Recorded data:
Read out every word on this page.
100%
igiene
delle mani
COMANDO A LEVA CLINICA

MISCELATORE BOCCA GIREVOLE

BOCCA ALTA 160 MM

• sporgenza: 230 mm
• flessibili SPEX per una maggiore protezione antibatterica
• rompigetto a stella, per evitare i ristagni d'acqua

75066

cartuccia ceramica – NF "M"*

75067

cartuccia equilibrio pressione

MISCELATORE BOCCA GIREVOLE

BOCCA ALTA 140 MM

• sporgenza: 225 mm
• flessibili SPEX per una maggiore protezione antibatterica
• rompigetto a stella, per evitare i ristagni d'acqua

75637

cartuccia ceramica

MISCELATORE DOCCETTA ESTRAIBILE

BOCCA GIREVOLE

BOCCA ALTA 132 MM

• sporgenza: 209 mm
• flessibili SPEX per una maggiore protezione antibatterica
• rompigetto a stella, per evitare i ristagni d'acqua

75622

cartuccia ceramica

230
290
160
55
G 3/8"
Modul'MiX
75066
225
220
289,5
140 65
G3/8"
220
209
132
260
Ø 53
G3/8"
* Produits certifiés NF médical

■ What the exercise asks
Reproduce every line of the data verbatim.

■ The answer
Read out every word on this page.
100%
igiene
delle mani
COMANDO A LEVA CLINICA

MISCELATORE BOCCA GIREVOLE

BOCCA ALTA 160 MM

• sporgenza: 230 mm
• flessibili SPEX per una maggiore protezione antibatterica
• rompigetto a stella, per evitare i ristagni d'acqua

75066

cartuccia ceramica – NF "M"*

75067

cartuccia equilibrio pressione

MISCELATORE BOCCA GIREVOLE

BOCCA ALTA 140 MM

• sporgenza: 225 mm
• flessibili SPEX per una maggiore protezione antibatterica
• rompigetto a stella, per evitare i ristagni d'acqua

75637

cartuccia ceramica

MISCELATORE DOCCETTA ESTRAIBILE

BOCCA GIREVOLE

BOCCA ALTA 132 MM

• sporgenza: 209 mm
• flessibili SPEX per una maggiore protezione antibatterica
• rompigetto a stella, per evitare i ristagni d'acqua

75622

cartuccia ceramica

230
290
160
55
G 3/8"
Modul'MiX
75066
225
220
289,5
140 65
G3/8"
220
209
132
260
Ø 53
G3/8"
* Produits certifiés NF médical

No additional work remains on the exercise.